* [Goal]: Each line that holds the word "including" counts once; give the total number of such lines and nothing else.

[Dataset excerpt]

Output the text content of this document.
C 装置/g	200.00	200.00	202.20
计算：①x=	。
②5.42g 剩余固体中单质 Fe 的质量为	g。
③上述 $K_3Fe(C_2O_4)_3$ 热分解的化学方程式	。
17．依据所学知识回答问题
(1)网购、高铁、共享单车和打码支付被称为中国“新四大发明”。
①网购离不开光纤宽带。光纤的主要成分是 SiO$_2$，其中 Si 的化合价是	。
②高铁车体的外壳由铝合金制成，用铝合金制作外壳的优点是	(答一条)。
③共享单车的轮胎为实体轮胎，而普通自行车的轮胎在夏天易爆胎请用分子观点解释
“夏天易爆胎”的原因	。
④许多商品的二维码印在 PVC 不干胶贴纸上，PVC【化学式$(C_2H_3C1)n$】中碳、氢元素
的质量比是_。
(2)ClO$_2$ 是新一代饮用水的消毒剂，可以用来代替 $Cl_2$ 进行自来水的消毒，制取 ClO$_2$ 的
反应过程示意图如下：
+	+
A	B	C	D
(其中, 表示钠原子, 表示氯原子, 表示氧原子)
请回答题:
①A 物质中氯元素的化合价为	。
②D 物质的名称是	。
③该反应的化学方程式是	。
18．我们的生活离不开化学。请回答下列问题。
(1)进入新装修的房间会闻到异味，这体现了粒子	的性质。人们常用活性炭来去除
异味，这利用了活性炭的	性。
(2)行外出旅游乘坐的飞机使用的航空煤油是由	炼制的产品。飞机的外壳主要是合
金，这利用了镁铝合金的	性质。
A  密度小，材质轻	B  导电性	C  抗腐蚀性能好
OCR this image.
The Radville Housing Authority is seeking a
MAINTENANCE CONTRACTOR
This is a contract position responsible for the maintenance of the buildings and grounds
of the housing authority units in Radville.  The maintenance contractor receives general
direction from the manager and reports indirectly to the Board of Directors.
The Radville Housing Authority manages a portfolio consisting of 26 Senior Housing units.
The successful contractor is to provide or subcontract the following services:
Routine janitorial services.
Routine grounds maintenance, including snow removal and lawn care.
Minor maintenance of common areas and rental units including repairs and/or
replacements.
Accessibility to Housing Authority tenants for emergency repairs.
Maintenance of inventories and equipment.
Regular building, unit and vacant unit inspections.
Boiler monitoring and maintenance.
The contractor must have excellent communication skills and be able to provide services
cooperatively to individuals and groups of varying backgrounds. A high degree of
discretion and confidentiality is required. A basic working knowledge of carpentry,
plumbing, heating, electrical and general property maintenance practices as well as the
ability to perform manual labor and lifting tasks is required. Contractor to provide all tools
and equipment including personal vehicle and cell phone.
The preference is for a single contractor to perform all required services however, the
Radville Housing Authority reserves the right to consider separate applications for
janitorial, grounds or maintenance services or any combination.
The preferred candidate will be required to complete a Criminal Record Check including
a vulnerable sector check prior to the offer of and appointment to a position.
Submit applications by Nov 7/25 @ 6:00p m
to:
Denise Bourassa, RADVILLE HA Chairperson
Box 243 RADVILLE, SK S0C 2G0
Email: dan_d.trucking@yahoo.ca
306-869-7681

* [Exercise answer]: 4